**WHAT IS BEING ASKED**. Retype the material that follows, keeping every word as it is.

##### TASK MATERIAL

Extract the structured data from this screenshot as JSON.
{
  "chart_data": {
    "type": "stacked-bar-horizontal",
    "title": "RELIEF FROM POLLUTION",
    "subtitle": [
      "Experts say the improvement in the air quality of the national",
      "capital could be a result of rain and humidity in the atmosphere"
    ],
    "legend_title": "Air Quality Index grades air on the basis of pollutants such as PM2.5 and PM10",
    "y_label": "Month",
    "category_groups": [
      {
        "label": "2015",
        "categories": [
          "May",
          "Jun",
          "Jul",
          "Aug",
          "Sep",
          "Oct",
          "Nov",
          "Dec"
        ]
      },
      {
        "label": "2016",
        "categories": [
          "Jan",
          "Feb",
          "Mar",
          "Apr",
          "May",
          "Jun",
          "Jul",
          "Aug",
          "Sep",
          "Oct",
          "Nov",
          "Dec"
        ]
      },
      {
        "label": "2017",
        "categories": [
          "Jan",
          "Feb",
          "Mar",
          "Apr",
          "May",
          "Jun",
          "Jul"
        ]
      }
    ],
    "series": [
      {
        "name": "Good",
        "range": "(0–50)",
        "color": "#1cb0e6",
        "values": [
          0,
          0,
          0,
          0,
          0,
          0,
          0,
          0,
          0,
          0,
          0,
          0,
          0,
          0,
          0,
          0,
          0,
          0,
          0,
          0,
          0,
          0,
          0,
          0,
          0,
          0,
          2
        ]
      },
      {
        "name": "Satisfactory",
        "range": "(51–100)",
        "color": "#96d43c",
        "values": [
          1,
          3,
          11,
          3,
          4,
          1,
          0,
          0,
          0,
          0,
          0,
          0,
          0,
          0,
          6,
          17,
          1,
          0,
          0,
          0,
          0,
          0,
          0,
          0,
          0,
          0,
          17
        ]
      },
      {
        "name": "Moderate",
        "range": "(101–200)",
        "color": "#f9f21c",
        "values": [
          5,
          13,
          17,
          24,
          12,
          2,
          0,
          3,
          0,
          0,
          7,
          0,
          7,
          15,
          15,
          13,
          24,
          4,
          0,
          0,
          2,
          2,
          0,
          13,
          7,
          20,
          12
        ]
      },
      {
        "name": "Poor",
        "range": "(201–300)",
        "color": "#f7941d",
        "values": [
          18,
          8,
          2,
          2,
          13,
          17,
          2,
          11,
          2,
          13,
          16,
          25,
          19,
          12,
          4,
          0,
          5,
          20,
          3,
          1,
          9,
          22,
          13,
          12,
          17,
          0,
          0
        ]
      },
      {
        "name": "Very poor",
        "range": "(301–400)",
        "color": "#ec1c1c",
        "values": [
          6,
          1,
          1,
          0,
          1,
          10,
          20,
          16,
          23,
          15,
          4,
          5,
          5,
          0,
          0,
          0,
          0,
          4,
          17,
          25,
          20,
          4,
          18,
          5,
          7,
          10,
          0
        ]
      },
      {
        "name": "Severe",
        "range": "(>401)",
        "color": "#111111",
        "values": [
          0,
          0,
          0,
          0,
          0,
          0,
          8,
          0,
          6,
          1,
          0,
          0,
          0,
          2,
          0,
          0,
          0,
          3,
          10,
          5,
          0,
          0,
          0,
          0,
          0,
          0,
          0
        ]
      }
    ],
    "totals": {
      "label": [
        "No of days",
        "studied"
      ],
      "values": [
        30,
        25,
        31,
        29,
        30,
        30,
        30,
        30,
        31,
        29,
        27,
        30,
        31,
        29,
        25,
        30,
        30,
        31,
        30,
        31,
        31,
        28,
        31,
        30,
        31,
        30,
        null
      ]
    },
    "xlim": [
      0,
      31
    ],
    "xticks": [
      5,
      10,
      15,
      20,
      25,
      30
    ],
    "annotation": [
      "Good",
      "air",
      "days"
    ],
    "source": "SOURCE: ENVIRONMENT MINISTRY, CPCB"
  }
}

##########

**PROBLEM SOLUTION**.
Extract the structured data from this screenshot as JSON.
{
  "chart_data": {
    "type": "stacked-bar-horizontal",
    "title": "RELIEF FROM POLLUTION",
    "subtitle": [
      "Experts say the improvement in the air quality of the national",
      "capital could be a result of rain and humidity in the atmosphere"
    ],
    "legend_title": "Air Quality Index grades air on the basis of pollutants such as PM2.5 and PM10",
    "y_label": "Month",
    "category_groups": [
      {
        "label": "2015",
        "categories": [
          "May",
          "Jun",
          "Jul",
          "Aug",
          "Sep",
          "Oct",
          "Nov",
          "Dec"
        ]
      },
      {
        "label": "2016",
        "categories": [
          "Jan",
          "Feb",
          "Mar",
          "Apr",
          "May",
          "Jun",
          "Jul",
          "Aug",
          "Sep",
          "Oct",
          "Nov",
          "Dec"
        ]
      },
      {
        "label": "2017",
        "categories": [
          "Jan",
          "Feb",
          "Mar",
          "Apr",
          "May",
          "Jun",
          "Jul"
        ]
      }
    ],
    "series": [
      {
        "name": "Good",
        "range": "(0–50)",
        "color": "#1cb0e6",
        "values": [
          0,
          0,
          0,
          0,
          0,
          0,
          0,
          0,
          0,
          0,
          0,
          0,
          0,
          0,
          0,
          0,
          0,
          0,
          0,
          0,
          0,
          0,
          0,
          0,
          0,
          0,
          2
        ]
      },
      {
        "name": "Satisfactory",
        "range": "(51–100)",
        "color": "#96d43c",
        "values": [
          1,
          3,
          11,
          3,
          4,
          1,
          0,
          0,
          0,
          0,
          0,
          0,
          0,
          0,
          6,
          17,
          1,
          0,
          0,
          0,
          0,
          0,
          0,
          0,
          0,
          0,
          17
        ]
      },
      {
        "name": "Moderate",
        "range": "(101–200)",
        "color": "#f9f21c",
        "values": [
          5,
          13,
          17,
          24,
          12,
          2,
          0,
          3,
          0,
          0,
          7,
          0,
          7,
          15,
          15,
          13,
          24,
          4,
          0,
          0,
          2,
          2,
          0,
          13,
          7,
          20,
          12
        ]
      },
      {
        "name": "Poor",
        "range": "(201–300)",
        "color": "#f7941d",
        "values": [
          18,
          8,
          2,
          2,
          13,
          17,
          2,
          11,
          2,
          13,
          16,
          25,
          19,
          12,
          4,
          0,
          5,
          20,
          3,
          1,
          9,
          22,
          13,
          12,
          17,
          0,
          0
        ]
      },
      {
        "name": "Very poor",
        "range": "(301–400)",
        "color": "#ec1c1c",
        "values": [
          6,
          1,
          1,
          0,
          1,
          10,
          20,
          16,
          23,
          15,
          4,
          5,
          5,
          0,
          0,
          0,
          0,
          4,
          17,
          25,
          20,
          4,
          18,
          5,
          7,
          10,
          0
        ]
      },
      {
        "name": "Severe",
        "range": "(>401)",
        "color": "#111111",
        "values": [
          0,
          0,
          0,
          0,
          0,
          0,
          8,
          0,
          6,
          1,
          0,
          0,
          0,
          2,
          0,
          0,
          0,
          3,
          10,
          5,
          0,
          0,
          0,
          0,
          0,
          0,
          0
        ]
      }
    ],
    "totals": {
      "label": [
        "No of days",
        "studied"
      ],
      "values": [
        30,
        25,
        31,
        29,
        30,
        30,
        30,
        30,
        31,
        29,
        27,
        30,
        31,
        29,
        25,
        30,
        30,
        31,
        30,
        31,
        31,
        28,
        31,
        30,
        31,
        30,
        null
      ]
    },
    "xlim": [
      0,
      31
    ],
    "xticks": [
      5,
      10,
      15,
      20,
      25,
      30
    ],
    "annotation": [
      "Good",
      "air",
      "days"
    ],
    "source": "SOURCE: ENVIRONMENT MINISTRY, CPCB"
  }
}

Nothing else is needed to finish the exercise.